(Recorded data)
——
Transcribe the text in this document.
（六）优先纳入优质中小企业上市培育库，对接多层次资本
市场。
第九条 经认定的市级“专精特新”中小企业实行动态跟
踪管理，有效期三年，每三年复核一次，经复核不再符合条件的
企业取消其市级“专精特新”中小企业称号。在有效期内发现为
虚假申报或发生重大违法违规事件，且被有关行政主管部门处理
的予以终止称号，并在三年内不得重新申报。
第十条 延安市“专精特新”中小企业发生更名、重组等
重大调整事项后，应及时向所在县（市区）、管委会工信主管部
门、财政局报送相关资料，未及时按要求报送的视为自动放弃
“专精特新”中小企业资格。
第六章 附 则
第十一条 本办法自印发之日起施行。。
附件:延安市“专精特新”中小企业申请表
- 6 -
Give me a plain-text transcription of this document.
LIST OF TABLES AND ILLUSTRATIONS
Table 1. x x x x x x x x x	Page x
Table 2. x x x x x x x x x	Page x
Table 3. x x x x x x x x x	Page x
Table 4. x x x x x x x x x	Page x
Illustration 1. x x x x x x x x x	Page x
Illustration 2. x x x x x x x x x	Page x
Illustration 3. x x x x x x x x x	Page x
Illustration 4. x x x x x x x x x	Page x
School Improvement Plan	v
——
## Short exercise
Of the lines above, how many contain the word "document"? Provide the number and nothing else.

## Solution for this problem
2